Put the lines of the entries below, from the one containing "Patent image size: (561, 638)." up to and including the one containing "The chamber 104 is at (285, 232).", into a Markdown table with the columns Row and Line text. Number each row and leave out blank lines.

EXERCISE INPUT:
## START
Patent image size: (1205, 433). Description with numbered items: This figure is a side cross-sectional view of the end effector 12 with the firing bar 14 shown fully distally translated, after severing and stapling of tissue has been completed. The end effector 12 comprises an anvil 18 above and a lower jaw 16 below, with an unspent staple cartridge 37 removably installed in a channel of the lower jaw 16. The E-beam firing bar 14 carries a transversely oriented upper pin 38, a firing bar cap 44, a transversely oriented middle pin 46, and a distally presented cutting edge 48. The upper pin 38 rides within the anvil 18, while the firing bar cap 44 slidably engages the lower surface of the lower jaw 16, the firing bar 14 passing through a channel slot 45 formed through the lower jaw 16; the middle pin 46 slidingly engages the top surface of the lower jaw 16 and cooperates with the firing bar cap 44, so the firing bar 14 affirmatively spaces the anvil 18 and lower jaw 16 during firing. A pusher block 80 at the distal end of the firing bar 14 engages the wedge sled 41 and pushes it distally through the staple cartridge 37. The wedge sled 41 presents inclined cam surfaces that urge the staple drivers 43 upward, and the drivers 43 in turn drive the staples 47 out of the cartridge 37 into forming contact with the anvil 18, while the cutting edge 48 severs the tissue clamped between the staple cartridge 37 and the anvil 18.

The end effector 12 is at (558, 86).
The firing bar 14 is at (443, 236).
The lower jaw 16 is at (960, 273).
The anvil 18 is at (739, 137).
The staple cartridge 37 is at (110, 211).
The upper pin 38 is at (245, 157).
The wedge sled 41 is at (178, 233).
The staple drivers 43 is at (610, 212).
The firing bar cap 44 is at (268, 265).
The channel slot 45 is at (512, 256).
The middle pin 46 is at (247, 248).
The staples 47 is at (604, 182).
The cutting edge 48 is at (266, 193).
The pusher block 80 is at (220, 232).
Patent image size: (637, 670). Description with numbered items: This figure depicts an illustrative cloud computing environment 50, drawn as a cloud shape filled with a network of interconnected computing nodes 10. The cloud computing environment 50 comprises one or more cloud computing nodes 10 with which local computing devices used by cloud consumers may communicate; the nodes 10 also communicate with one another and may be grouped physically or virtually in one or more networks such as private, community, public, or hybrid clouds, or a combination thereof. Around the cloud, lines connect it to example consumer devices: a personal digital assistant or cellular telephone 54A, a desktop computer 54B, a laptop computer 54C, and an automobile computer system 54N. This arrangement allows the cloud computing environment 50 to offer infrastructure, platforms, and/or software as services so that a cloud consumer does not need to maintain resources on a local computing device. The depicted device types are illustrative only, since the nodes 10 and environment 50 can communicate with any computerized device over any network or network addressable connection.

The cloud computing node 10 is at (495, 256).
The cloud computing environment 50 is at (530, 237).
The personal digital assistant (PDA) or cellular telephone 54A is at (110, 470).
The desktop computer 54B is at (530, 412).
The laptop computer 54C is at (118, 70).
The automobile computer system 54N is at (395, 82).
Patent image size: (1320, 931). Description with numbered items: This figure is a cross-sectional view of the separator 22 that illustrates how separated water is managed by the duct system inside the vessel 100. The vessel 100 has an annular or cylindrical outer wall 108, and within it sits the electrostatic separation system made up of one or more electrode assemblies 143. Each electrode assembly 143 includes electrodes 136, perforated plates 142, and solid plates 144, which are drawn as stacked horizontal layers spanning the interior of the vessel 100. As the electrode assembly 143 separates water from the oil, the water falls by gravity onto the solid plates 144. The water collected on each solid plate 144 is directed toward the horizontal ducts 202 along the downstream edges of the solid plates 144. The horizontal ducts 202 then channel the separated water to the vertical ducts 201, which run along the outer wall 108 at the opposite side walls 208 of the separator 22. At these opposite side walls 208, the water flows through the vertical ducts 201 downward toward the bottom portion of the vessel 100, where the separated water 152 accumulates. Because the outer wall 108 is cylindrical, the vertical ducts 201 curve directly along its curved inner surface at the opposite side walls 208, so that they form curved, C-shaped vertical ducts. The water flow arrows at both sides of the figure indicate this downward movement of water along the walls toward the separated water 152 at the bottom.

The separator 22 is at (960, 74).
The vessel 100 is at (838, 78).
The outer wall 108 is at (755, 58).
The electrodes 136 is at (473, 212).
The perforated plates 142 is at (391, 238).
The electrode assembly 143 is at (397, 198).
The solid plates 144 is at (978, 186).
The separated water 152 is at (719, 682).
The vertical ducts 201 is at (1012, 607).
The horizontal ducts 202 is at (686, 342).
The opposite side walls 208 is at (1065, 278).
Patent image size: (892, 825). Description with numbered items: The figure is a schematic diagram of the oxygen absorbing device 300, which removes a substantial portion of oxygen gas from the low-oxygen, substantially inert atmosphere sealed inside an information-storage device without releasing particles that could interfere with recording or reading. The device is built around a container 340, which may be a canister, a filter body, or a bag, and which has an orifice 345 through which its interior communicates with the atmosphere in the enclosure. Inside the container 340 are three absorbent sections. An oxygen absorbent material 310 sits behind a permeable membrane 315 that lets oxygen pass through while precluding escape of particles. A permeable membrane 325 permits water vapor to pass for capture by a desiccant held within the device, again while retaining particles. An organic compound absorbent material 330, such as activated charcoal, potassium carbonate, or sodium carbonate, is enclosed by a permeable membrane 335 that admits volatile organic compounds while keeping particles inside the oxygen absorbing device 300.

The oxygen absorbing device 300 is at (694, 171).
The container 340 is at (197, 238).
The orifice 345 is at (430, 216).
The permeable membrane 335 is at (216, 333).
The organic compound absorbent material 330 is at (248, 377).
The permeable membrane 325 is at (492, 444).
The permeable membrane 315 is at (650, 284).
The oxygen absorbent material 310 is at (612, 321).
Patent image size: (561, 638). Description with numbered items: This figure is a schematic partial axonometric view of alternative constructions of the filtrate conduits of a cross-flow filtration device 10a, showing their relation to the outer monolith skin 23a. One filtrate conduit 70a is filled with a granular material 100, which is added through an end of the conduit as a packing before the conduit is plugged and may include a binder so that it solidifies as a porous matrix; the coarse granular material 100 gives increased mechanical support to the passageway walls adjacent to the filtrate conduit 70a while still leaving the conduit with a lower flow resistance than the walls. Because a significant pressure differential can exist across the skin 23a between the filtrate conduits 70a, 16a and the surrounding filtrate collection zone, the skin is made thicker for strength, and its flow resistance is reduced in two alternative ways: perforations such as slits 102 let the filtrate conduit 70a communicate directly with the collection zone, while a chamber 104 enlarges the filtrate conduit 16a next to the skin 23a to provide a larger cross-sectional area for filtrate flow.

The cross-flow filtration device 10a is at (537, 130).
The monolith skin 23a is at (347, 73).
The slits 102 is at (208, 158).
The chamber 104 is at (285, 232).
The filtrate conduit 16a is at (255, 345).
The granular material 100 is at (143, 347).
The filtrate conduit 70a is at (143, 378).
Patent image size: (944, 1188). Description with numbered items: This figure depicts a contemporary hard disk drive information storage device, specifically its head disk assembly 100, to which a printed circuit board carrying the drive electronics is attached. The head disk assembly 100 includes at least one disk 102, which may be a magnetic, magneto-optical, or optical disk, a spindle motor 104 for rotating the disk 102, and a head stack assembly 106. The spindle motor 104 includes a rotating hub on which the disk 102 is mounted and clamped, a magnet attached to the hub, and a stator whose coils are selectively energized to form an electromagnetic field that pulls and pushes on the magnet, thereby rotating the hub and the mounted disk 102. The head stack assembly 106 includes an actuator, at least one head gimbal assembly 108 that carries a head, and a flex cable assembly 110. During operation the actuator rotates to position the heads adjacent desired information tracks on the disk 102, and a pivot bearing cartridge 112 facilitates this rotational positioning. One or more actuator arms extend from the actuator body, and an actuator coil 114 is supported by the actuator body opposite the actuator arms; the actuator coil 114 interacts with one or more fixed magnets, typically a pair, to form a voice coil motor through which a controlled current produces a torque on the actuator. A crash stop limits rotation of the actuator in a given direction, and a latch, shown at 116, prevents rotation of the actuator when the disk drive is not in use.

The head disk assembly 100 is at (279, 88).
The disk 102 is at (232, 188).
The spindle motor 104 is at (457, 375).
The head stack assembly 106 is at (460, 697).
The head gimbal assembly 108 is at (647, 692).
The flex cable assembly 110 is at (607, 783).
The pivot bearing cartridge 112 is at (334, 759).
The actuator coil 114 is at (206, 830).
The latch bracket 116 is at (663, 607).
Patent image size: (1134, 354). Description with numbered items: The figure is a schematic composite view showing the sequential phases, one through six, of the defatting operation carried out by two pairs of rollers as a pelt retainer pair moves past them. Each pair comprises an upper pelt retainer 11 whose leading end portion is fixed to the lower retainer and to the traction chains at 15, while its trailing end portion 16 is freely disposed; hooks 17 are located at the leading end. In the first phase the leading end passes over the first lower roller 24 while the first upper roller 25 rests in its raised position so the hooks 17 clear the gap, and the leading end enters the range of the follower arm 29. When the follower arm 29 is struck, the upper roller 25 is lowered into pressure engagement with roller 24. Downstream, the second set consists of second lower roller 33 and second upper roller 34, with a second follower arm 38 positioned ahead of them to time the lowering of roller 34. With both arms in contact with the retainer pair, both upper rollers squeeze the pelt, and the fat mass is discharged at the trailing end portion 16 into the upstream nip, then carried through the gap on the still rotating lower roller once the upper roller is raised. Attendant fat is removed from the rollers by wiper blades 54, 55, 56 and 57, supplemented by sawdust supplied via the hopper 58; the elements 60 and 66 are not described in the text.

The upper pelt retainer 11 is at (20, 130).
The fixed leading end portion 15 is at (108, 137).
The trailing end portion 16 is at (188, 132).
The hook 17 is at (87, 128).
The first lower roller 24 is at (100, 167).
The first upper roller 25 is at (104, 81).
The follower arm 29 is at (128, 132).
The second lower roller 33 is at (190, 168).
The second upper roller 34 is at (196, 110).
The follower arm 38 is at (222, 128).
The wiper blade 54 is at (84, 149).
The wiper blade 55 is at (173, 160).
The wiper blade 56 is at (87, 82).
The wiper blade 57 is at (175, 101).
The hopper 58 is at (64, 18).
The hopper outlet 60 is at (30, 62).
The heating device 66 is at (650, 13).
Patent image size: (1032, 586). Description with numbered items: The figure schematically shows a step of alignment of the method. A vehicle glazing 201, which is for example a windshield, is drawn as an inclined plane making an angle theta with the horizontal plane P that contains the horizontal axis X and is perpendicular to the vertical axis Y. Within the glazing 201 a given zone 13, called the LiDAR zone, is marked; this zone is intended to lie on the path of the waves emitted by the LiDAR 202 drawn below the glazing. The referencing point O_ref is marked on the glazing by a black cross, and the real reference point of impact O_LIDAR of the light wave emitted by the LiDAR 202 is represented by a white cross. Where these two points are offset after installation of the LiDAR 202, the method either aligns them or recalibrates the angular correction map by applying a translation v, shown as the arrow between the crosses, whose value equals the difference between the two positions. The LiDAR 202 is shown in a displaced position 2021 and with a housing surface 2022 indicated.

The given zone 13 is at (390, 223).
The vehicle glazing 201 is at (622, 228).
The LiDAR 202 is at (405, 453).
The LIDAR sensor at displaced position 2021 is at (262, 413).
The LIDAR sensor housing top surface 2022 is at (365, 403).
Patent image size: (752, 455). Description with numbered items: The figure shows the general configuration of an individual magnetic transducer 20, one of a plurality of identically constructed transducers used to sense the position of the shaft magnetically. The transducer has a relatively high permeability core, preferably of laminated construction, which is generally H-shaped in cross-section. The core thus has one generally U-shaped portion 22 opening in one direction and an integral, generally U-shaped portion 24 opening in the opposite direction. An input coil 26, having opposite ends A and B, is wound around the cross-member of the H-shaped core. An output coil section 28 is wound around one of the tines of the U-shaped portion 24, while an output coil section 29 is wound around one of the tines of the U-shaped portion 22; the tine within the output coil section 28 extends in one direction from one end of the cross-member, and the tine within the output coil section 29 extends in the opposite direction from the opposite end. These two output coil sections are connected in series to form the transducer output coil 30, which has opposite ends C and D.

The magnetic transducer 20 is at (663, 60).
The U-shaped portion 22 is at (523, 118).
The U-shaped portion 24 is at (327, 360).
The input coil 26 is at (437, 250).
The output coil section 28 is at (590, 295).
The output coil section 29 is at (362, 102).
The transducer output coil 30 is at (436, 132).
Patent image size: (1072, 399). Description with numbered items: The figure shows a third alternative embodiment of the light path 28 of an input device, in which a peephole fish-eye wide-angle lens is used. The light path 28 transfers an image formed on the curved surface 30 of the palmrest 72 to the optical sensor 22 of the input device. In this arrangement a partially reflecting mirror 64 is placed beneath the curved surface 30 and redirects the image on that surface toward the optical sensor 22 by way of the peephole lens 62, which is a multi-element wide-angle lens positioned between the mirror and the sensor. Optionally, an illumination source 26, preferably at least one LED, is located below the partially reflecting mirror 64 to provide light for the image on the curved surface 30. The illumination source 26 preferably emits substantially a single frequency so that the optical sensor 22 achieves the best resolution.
## END
TASK SOLUTION:
| Row | Line text |
|---|---|
| 1 | Patent image size: (561, 638). Description with numbered items: This figure is a schematic partial axonometric view of alternative constructions of the filtrate conduits of a cross-flow filtration device 10a, showing their relation to the outer monolith skin 23a. One filtrate conduit 70a is filled with a granular material 100, which is added through an end of the conduit as a packing before the conduit is plugged and may include a binder so that it solidifies as a porous matrix; the coarse granular material 100 gives increased mechanical support to the passageway walls adjacent to the filtrate conduit 70a while still leaving the conduit with a lower flow resistance than the walls. Because a significant pressure differential can exist across the skin 23a between the filtrate conduits 70a, 16a and the surrounding filtrate collection zone, the skin is made thicker for strength, and its flow resistance is reduced in two alternative ways: perforations such as slits 102 let the filtrate conduit 70a communicate directly with the collection zone, while a chamber 104 enlarges the filtrate conduit 16a next to the skin 23a to provide a larger cross-sectional area for filtrate flow. |
| 2 | The cross-flow filtration device 10a is at (537, 130). |
| 3 | The monolith skin 23a is at (347, 73). |
| 4 | The slits 102 is at (208, 158). |
| 5 | The chamber 104 is at (285, 232). |